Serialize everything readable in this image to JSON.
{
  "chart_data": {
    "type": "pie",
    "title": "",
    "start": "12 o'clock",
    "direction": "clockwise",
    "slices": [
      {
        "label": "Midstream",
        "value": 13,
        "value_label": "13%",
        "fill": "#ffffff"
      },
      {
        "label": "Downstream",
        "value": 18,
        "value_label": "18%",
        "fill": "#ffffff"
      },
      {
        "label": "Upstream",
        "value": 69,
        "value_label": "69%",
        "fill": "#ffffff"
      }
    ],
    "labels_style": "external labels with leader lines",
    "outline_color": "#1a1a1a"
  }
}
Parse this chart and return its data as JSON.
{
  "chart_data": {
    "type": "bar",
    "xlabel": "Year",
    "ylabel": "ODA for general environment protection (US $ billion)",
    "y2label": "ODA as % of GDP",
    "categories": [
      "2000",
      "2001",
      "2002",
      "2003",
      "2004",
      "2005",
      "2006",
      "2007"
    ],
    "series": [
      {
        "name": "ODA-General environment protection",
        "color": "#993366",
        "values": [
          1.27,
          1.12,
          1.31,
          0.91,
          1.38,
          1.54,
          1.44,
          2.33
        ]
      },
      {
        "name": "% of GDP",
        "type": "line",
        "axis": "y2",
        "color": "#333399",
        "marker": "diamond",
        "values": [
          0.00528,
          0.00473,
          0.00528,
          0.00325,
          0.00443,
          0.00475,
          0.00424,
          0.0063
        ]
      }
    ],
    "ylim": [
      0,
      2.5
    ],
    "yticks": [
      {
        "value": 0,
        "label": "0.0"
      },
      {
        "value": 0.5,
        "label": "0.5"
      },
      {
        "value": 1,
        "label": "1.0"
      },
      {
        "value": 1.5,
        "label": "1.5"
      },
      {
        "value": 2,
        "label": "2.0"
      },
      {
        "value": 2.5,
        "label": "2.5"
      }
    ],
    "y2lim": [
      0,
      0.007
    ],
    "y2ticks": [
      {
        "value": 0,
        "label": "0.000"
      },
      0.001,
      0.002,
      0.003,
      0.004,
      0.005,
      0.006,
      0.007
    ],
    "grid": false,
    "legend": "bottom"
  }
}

Goal – List every line above that contains the word "this".

Task result –
Serialize everything readable in this image to JSON.
Parse this chart and return its data as JSON.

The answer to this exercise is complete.